(Chart and figure data)
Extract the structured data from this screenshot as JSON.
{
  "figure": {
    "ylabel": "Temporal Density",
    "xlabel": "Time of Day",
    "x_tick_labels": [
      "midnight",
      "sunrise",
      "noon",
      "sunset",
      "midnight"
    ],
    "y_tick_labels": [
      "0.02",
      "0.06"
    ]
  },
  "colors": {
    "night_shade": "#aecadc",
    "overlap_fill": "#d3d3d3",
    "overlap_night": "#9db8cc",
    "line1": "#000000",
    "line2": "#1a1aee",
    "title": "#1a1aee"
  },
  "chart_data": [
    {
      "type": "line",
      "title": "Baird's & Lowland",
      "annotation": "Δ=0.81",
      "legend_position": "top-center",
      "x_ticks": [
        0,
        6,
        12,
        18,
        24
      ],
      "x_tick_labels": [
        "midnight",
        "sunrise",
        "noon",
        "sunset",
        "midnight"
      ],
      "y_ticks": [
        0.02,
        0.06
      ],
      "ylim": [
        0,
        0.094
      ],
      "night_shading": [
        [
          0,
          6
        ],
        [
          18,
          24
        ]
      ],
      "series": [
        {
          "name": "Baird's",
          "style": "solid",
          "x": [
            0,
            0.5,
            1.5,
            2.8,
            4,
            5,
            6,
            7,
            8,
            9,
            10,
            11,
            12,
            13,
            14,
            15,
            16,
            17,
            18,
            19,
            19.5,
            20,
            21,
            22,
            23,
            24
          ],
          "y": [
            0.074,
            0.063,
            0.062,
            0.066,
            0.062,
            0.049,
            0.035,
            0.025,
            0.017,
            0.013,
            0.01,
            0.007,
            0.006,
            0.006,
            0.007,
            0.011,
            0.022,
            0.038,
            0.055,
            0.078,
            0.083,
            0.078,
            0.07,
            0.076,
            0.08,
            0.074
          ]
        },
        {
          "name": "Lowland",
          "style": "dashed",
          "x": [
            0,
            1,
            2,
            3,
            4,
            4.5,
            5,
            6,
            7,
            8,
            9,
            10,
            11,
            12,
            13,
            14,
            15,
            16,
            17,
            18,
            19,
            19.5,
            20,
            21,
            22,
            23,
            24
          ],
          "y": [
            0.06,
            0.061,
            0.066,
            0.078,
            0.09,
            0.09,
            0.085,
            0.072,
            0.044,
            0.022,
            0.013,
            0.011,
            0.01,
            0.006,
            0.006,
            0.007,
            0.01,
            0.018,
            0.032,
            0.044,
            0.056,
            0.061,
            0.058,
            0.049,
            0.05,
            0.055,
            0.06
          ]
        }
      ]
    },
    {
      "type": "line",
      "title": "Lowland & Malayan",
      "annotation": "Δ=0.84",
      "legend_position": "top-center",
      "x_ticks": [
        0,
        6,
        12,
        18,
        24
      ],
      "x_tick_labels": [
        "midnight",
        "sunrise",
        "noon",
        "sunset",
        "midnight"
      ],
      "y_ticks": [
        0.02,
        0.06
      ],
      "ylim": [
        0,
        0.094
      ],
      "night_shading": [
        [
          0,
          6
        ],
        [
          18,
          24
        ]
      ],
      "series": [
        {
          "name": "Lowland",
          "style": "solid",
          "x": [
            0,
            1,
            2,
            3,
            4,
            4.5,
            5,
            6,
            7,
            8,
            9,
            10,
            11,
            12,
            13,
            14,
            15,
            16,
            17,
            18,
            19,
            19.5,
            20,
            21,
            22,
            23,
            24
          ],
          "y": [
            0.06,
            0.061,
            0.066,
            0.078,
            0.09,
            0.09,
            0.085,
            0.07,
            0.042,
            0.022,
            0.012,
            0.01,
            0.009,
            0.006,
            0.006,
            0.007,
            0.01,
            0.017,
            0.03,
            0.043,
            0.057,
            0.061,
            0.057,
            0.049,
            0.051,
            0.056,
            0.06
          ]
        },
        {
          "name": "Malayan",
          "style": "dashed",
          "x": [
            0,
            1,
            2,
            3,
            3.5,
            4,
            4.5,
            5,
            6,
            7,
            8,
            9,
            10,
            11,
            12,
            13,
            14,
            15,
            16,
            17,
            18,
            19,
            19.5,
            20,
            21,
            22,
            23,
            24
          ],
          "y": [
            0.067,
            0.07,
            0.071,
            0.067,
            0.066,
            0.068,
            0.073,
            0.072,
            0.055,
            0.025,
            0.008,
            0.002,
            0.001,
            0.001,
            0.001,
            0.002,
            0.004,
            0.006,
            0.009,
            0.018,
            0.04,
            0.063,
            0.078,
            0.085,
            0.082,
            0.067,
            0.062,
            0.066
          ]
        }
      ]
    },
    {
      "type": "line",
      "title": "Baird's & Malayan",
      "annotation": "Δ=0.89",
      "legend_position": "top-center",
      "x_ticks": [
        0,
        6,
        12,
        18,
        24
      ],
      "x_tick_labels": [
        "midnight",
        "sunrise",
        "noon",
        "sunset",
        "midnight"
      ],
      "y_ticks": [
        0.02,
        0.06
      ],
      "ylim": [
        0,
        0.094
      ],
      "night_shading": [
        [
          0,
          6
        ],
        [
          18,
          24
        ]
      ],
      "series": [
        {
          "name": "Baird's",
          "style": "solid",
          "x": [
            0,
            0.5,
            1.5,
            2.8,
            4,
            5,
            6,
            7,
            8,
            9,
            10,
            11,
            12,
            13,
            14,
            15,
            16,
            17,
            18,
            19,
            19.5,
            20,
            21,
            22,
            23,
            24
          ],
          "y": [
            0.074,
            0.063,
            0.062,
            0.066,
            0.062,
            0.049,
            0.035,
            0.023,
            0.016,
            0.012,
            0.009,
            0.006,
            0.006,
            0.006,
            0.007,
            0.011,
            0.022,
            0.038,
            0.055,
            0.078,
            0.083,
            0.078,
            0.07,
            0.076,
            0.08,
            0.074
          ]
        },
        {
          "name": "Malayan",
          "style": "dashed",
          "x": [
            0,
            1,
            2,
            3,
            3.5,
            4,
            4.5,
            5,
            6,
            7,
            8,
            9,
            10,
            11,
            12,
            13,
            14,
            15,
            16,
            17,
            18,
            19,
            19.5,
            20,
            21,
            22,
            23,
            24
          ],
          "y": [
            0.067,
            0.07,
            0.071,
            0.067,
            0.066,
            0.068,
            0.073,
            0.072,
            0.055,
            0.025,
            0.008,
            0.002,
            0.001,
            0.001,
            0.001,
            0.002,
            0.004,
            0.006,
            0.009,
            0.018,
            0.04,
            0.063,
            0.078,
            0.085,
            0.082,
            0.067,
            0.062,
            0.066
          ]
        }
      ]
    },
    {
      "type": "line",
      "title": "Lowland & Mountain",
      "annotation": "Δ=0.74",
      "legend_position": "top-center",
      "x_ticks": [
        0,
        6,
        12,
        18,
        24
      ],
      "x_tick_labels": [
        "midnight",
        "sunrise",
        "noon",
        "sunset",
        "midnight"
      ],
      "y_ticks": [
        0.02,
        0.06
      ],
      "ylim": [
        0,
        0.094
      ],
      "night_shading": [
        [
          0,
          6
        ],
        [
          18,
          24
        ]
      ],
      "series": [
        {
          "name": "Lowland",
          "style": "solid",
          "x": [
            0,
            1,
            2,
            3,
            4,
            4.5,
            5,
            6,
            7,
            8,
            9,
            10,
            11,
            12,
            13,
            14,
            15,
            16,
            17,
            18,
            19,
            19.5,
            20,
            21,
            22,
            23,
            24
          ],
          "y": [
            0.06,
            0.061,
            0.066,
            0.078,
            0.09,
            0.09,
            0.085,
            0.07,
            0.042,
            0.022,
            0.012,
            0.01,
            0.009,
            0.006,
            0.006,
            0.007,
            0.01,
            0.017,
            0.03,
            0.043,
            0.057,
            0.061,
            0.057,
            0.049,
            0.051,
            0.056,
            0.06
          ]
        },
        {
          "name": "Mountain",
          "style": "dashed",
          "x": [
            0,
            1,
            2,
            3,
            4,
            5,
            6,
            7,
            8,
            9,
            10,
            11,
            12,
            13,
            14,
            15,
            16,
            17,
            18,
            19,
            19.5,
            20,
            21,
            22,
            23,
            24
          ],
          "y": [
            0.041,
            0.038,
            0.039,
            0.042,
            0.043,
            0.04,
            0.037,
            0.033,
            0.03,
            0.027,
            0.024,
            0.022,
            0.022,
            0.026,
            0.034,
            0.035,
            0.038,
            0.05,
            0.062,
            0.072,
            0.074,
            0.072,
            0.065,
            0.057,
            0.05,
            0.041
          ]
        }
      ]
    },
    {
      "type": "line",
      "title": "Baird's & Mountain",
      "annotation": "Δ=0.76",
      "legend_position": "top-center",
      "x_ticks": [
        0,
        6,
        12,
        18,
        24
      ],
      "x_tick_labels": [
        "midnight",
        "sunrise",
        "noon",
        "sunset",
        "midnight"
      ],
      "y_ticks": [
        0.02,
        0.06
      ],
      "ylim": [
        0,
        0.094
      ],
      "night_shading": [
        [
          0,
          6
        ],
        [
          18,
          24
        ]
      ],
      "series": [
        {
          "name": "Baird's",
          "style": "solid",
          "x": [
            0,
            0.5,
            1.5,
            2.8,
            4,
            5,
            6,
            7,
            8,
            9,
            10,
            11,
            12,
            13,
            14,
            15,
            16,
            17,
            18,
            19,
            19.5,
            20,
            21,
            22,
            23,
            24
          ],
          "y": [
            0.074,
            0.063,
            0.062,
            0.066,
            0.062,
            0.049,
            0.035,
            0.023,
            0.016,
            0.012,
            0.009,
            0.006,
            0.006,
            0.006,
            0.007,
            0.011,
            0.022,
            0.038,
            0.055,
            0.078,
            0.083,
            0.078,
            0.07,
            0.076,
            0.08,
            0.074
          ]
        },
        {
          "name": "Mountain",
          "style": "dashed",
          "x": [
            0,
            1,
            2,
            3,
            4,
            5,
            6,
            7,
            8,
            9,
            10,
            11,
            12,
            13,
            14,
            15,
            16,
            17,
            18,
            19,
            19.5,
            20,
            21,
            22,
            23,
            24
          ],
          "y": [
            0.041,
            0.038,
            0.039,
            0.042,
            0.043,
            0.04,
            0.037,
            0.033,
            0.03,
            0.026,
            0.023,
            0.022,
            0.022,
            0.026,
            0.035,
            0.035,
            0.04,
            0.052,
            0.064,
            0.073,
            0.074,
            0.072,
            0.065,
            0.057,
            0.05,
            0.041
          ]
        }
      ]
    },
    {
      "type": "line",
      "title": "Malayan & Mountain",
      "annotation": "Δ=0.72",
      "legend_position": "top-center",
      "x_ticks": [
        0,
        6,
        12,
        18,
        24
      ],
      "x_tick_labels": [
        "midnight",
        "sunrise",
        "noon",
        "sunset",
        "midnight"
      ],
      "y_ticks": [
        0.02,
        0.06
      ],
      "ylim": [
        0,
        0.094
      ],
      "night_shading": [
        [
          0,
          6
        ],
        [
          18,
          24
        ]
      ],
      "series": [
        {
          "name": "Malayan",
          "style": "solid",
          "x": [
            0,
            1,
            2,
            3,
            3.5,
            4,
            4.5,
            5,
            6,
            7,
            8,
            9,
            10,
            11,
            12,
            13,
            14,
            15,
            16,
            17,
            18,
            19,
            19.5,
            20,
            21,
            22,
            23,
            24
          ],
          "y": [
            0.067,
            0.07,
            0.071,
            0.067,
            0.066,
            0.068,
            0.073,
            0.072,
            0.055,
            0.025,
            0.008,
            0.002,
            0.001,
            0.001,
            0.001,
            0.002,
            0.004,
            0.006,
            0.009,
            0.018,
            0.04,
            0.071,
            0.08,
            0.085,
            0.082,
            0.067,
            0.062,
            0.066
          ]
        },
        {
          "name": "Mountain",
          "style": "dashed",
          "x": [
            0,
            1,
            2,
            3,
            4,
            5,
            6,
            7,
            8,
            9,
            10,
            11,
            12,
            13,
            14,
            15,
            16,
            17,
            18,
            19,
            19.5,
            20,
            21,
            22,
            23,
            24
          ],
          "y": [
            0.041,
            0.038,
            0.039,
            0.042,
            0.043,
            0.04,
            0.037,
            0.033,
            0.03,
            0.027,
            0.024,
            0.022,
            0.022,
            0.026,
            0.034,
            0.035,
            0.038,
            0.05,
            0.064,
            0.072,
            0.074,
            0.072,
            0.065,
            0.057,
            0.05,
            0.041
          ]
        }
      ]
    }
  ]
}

(Exercise goal) Go through the records and pull out each line that includes the word "annotation".

(Complete answer)
      "annotation": "Δ=0.81",
      "annotation": "Δ=0.84",
      "annotation": "Δ=0.89",
      "annotation": "Δ=0.74",
      "annotation": "Δ=0.76",
      "annotation": "Δ=0.72",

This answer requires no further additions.